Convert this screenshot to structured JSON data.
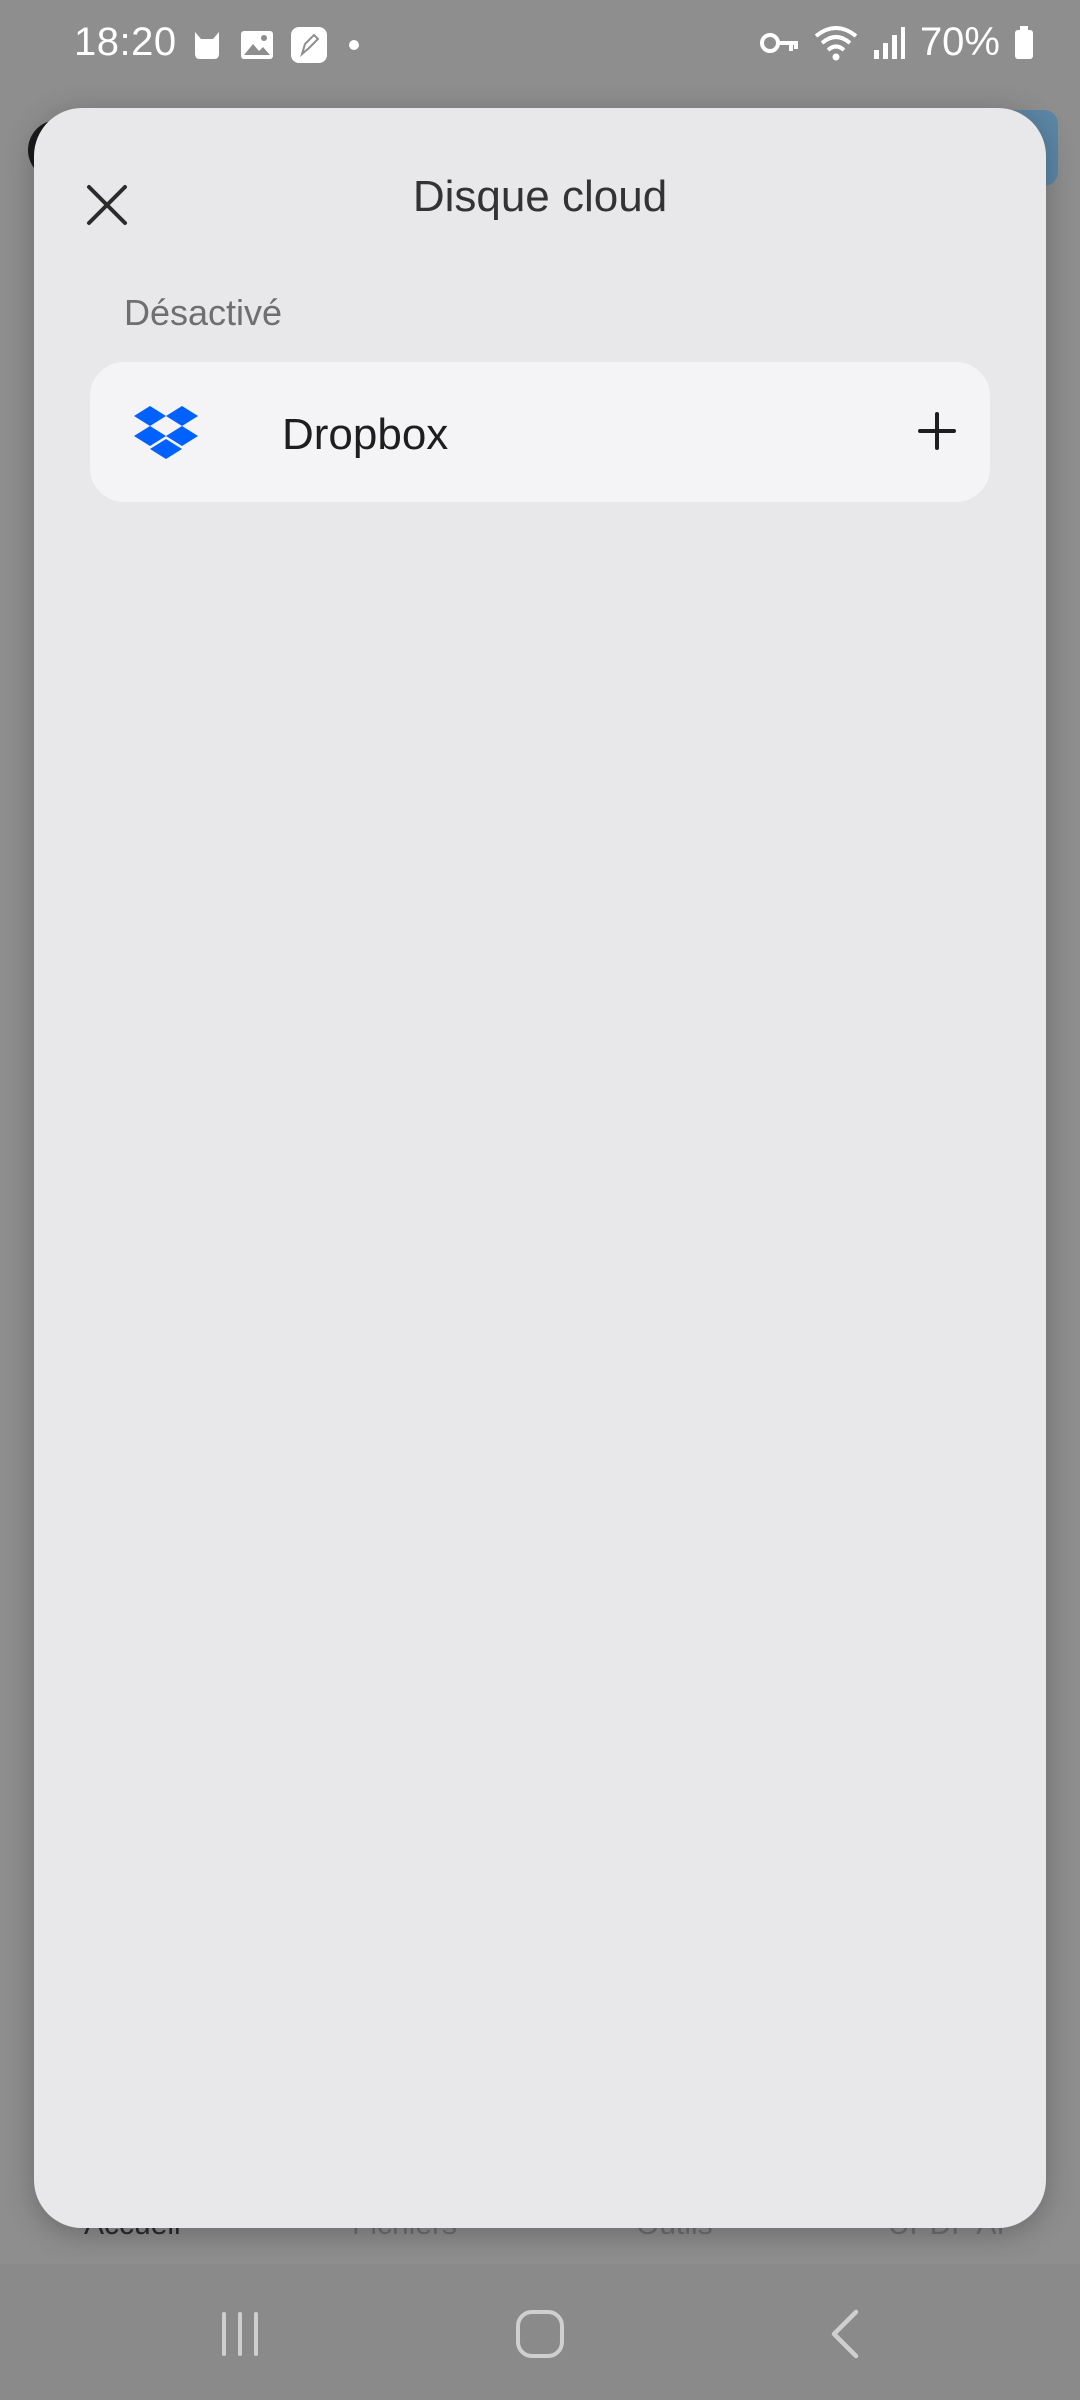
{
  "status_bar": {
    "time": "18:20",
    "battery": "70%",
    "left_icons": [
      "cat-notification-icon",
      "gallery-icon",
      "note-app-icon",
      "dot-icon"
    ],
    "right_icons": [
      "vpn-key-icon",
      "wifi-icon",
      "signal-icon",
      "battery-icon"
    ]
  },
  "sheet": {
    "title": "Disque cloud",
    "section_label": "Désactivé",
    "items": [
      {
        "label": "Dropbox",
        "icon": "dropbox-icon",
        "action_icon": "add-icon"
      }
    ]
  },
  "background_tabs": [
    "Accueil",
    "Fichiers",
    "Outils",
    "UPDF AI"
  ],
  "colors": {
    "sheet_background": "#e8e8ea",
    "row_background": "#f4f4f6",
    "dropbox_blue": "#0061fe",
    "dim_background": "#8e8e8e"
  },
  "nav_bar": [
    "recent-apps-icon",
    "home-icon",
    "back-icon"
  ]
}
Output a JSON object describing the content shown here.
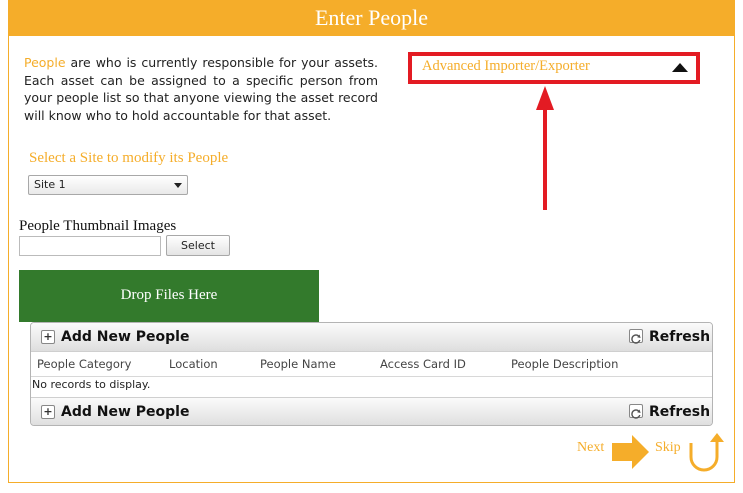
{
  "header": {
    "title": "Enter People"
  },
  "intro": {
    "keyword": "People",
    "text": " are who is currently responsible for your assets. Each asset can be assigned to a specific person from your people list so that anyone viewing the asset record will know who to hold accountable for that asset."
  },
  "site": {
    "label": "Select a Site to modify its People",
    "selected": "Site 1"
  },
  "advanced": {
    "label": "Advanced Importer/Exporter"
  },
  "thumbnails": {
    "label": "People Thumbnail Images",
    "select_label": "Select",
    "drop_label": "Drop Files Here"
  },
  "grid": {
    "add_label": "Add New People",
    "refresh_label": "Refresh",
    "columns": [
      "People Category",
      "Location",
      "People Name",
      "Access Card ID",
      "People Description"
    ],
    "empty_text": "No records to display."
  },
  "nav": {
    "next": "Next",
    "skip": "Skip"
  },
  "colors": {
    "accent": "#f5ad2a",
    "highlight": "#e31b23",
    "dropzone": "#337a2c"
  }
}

**Aim of the exercise**. Repeat the data exactly in full, omitting its pictures.

**Response for this exercise**.
Convert this screenshot to structured JSON data.
{
  "status_bar": {
    "time": "18:20",
    "battery": "70%",
    "left_icons": [
      "cat-notification-icon",
      "gallery-icon",
      "note-app-icon",
      "dot-icon"
    ],
    "right_icons": [
      "vpn-key-icon",
      "wifi-icon",
      "signal-icon",
      "battery-icon"
    ]
  },
  "sheet": {
    "title": "Disque cloud",
    "section_label": "Désactivé",
    "items": [
      {
        "label": "Dropbox",
        "icon": "dropbox-icon",
        "action_icon": "add-icon"
      }
    ]
  },
  "background_tabs": [
    "Accueil",
    "Fichiers",
    "Outils",
    "UPDF AI"
  ],
  "colors": {
    "sheet_background": "#e8e8ea",
    "row_background": "#f4f4f6",
    "dropbox_blue": "#0061fe",
    "dim_background": "#8e8e8e"
  },
  "nav_bar": [
    "recent-apps-icon",
    "home-icon",
    "back-icon"
  ]
}
Output a JSON object describing the content shown here.
{
  "header": {
    "title": "Enter People"
  },
  "intro": {
    "keyword": "People",
    "text": " are who is currently responsible for your assets. Each asset can be assigned to a specific person from your people list so that anyone viewing the asset record will know who to hold accountable for that asset."
  },
  "site": {
    "label": "Select a Site to modify its People",
    "selected": "Site 1"
  },
  "advanced": {
    "label": "Advanced Importer/Exporter"
  },
  "thumbnails": {
    "label": "People Thumbnail Images",
    "select_label": "Select",
    "drop_label": "Drop Files Here"
  },
  "grid": {
    "add_label": "Add New People",
    "refresh_label": "Refresh",
    "columns": [
      "People Category",
      "Location",
      "People Name",
      "Access Card ID",
      "People Description"
    ],
    "empty_text": "No records to display."
  },
  "nav": {
    "next": "Next",
    "skip": "Skip"
  },
  "colors": {
    "accent": "#f5ad2a",
    "highlight": "#e31b23",
    "dropzone": "#337a2c"
  }
}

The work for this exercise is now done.